Data excerpts
################

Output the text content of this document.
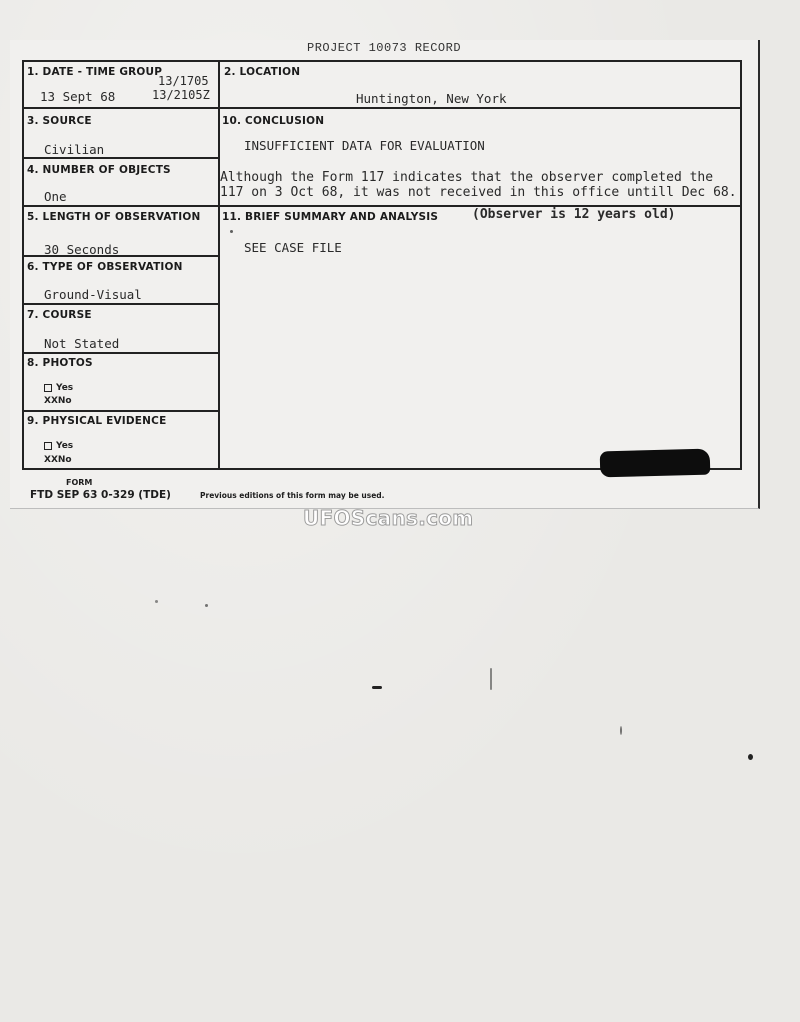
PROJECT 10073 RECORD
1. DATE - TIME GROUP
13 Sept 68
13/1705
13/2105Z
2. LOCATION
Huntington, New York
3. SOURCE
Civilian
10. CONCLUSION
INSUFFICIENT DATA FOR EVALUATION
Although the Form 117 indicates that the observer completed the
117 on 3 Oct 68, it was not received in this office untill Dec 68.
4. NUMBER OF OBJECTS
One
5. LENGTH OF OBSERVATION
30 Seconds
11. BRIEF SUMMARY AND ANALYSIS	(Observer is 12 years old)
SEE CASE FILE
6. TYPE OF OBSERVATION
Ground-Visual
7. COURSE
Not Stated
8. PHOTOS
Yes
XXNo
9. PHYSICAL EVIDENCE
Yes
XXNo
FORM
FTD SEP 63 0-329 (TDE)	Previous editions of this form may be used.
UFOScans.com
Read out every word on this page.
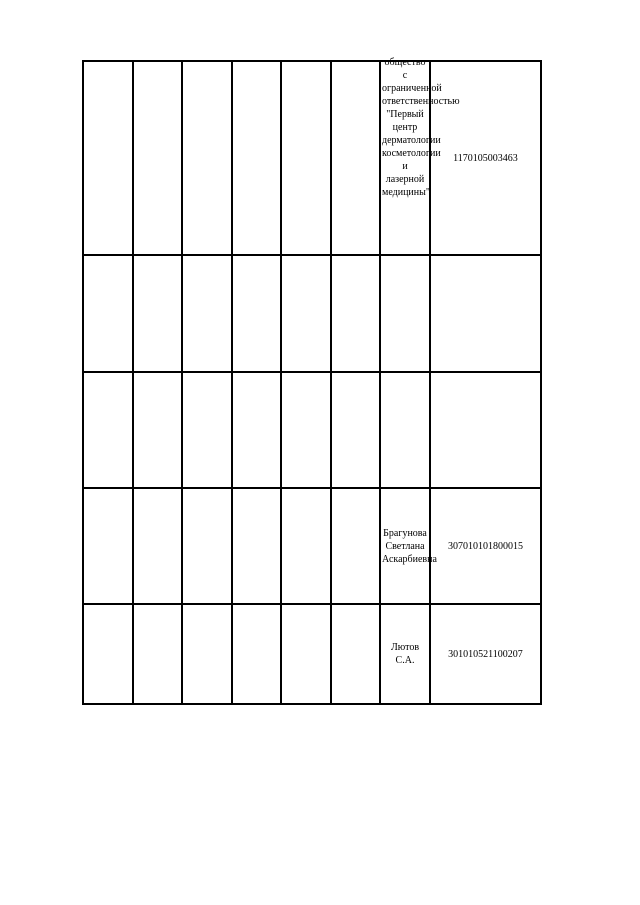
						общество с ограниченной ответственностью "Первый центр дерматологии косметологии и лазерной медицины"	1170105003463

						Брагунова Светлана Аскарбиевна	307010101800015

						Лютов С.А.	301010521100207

################

◆ Your instructions ◆
Every entry above is to be set down exactly; the pictures are to be left out.

◆ Output of the exercise ◆
Output the text content of this document.
PROJECT 10073 RECORD
1. DATE - TIME GROUP
13 Sept 68
13/1705
13/2105Z
2. LOCATION
Huntington, New York
3. SOURCE
Civilian
10. CONCLUSION
INSUFFICIENT DATA FOR EVALUATION
Although the Form 117 indicates that the observer completed the
117 on 3 Oct 68, it was not received in this office untill Dec 68.
4. NUMBER OF OBJECTS
One
5. LENGTH OF OBSERVATION
30 Seconds
11. BRIEF SUMMARY AND ANALYSIS	(Observer is 12 years old)
SEE CASE FILE
6. TYPE OF OBSERVATION
Ground-Visual
7. COURSE
Not Stated
8. PHOTOS
Yes
XXNo
9. PHYSICAL EVIDENCE
Yes
XXNo
FORM
FTD SEP 63 0-329 (TDE)	Previous editions of this form may be used.
UFOScans.com
Read out every word on this page.
						общество с ограниченной ответственностью "Первый центр дерматологии косметологии и лазерной медицины"	1170105003463

						Брагунова Светлана Аскарбиевна	307010101800015

						Лютов С.А.	301010521100207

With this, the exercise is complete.